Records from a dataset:
::::::

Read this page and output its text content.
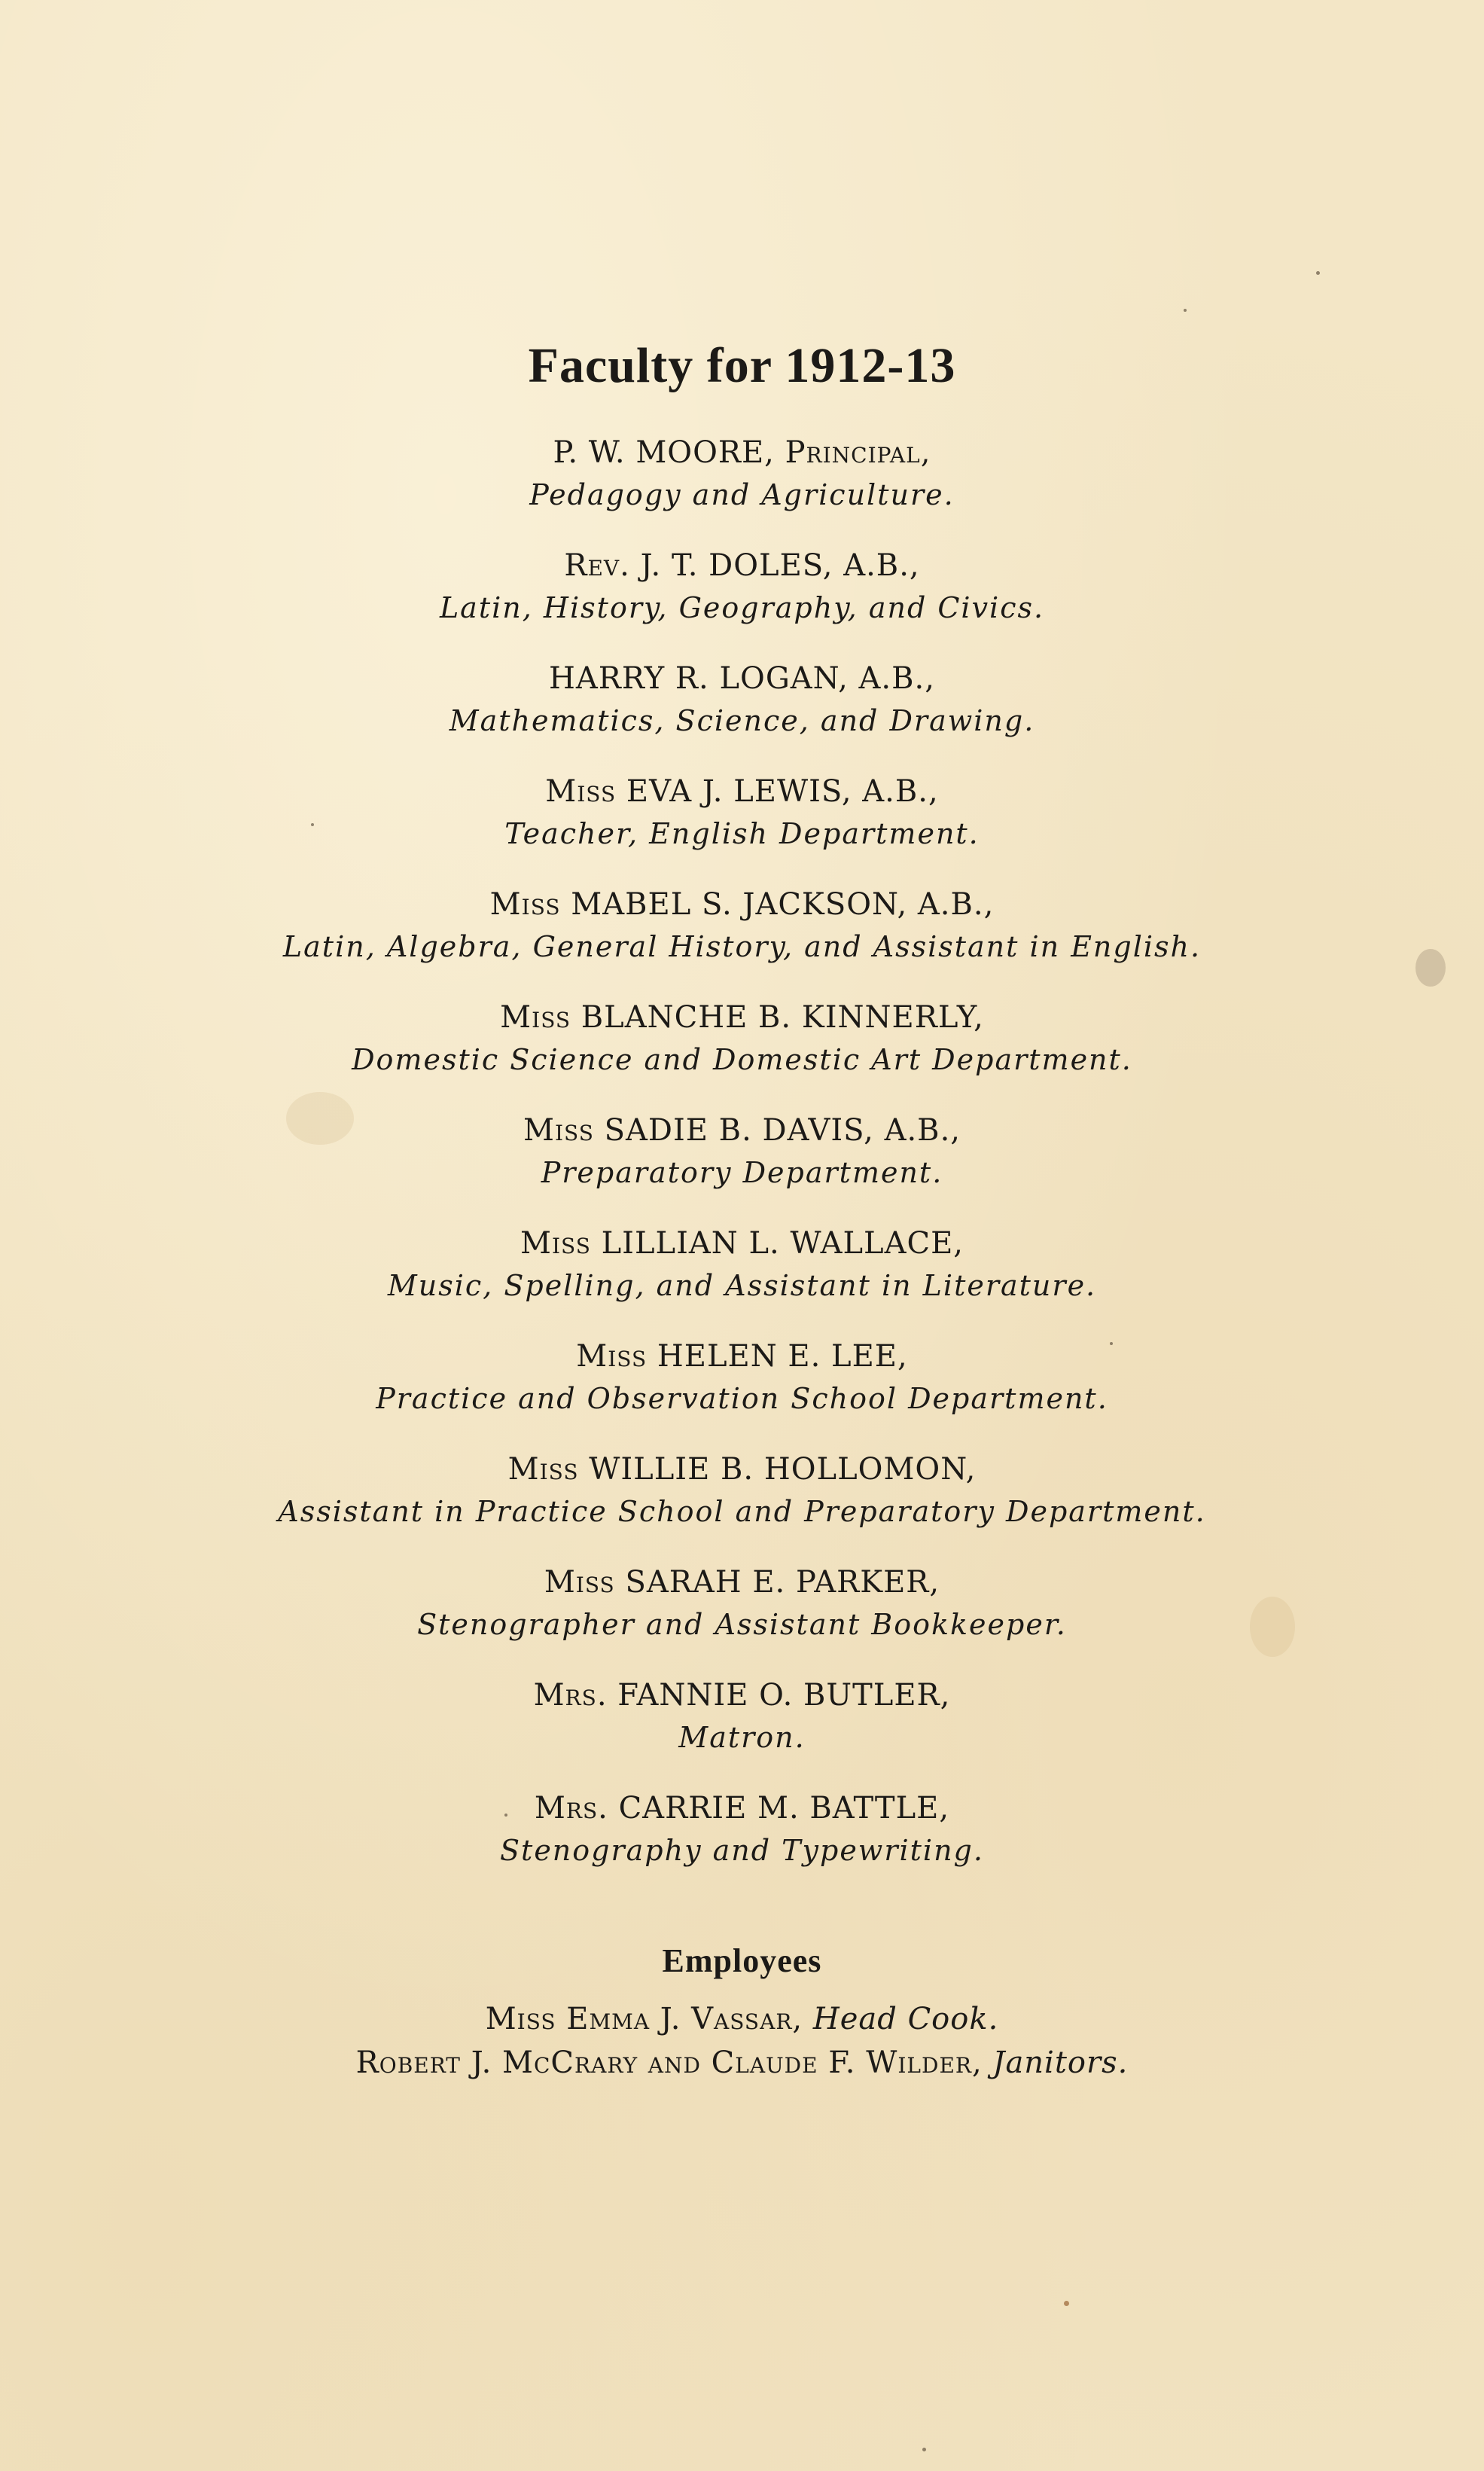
Faculty for 1912-13
P. W. MOORE, Principal,
Pedagogy and Agriculture.
Rev. J. T. DOLES, A.B.,
Latin, History, Geography, and Civics.
HARRY R. LOGAN, A.B.,
Mathematics, Science, and Drawing.
Miss EVA J. LEWIS, A.B.,
Teacher, English Department.
Miss MABEL S. JACKSON, A.B.,
Latin, Algebra, General History, and Assistant in English.
Miss BLANCHE B. KINNERLY,
Domestic Science and Domestic Art Department.
Miss SADIE B. DAVIS, A.B.,
Preparatory Department.
Miss LILLIAN L. WALLACE,
Music, Spelling, and Assistant in Literature.
Miss HELEN E. LEE,
Practice and Observation School Department.
Miss WILLIE B. HOLLOMON,
Assistant in Practice School and Preparatory Department.
Miss SARAH E. PARKER,
Stenographer and Assistant Bookkeeper.
Mrs. FANNIE O. BUTLER,
Matron.
Mrs. CARRIE M. BATTLE,
Stenography and Typewriting.
Employees
Miss Emma J. Vassar, Head Cook.
Robert J. McCrary and Claude F. Wilder, Janitors.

::::::

Transcribe the whole listing, character for character, but not its images.

SOLUTION FOR THIS PROBLEM:
Read this page and output its text content.
Faculty for 1912-13
P. W. MOORE, Principal,
Pedagogy and Agriculture.
Rev. J. T. DOLES, A.B.,
Latin, History, Geography, and Civics.
HARRY R. LOGAN, A.B.,
Mathematics, Science, and Drawing.
Miss EVA J. LEWIS, A.B.,
Teacher, English Department.
Miss MABEL S. JACKSON, A.B.,
Latin, Algebra, General History, and Assistant in English.
Miss BLANCHE B. KINNERLY,
Domestic Science and Domestic Art Department.
Miss SADIE B. DAVIS, A.B.,
Preparatory Department.
Miss LILLIAN L. WALLACE,
Music, Spelling, and Assistant in Literature.
Miss HELEN E. LEE,
Practice and Observation School Department.
Miss WILLIE B. HOLLOMON,
Assistant in Practice School and Preparatory Department.
Miss SARAH E. PARKER,
Stenographer and Assistant Bookkeeper.
Mrs. FANNIE O. BUTLER,
Matron.
Mrs. CARRIE M. BATTLE,
Stenography and Typewriting.
Employees
Miss Emma J. Vassar, Head Cook.
Robert J. McCrary and Claude F. Wilder, Janitors.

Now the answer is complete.